Extracted entries:
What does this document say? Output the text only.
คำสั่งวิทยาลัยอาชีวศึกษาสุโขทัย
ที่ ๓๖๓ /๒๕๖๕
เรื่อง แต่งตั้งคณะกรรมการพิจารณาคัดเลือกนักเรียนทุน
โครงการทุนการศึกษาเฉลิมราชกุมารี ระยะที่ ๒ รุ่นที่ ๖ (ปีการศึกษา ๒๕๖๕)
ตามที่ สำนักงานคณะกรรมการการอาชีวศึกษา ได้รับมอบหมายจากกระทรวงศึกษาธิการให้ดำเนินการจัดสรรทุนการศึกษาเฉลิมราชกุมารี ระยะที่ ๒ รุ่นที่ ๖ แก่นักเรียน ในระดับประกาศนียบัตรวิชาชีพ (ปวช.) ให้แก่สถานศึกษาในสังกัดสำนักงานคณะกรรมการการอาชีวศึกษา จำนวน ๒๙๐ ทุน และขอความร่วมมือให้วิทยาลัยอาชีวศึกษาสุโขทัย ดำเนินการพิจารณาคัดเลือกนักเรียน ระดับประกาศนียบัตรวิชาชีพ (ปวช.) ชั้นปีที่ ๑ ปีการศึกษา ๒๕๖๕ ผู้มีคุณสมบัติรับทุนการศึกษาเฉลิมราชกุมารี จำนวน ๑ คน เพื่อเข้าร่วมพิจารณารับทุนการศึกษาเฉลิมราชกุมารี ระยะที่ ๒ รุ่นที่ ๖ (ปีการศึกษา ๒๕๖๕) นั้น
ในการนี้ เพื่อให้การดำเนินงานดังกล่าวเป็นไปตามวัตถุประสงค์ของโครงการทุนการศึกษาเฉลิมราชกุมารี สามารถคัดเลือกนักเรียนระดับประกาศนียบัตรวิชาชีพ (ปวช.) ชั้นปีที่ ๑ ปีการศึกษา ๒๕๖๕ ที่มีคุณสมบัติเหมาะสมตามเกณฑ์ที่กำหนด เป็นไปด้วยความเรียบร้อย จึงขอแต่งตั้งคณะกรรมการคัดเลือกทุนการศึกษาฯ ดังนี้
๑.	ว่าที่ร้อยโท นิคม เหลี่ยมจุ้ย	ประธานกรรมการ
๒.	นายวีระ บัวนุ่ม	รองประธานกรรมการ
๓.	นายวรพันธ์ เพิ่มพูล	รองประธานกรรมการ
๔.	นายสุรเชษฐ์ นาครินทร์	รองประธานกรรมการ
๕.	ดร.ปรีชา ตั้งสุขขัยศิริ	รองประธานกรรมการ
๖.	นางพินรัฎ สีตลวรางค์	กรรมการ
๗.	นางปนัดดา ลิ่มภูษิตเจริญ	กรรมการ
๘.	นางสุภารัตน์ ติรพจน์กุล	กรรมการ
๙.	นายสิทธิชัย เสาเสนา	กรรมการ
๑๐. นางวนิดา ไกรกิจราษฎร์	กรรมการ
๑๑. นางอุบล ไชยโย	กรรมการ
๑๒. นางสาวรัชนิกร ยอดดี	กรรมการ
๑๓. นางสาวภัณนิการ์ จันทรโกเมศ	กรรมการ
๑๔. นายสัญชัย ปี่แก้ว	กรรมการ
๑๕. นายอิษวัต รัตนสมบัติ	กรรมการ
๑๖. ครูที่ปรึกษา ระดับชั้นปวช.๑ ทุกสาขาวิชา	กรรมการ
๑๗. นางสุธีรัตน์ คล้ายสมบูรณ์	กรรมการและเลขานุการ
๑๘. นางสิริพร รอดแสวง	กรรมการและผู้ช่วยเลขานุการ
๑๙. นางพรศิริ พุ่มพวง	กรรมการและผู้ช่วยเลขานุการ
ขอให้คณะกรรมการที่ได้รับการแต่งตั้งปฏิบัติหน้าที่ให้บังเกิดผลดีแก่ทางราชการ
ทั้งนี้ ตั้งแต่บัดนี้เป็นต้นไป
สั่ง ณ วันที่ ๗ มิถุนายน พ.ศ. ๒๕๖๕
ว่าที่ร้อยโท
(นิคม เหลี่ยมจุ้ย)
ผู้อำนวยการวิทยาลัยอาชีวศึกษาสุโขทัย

What is being asked:
Take each line containing the string "นายส" and copy it out.

The output:
๔.	นายสุรเชษฐ์ นาครินทร์	รองประธานกรรมการ
๙.	นายสิทธิชัย เสาเสนา	กรรมการ
๑๔. นายสัญชัย ปี่แก้ว	กรรมการ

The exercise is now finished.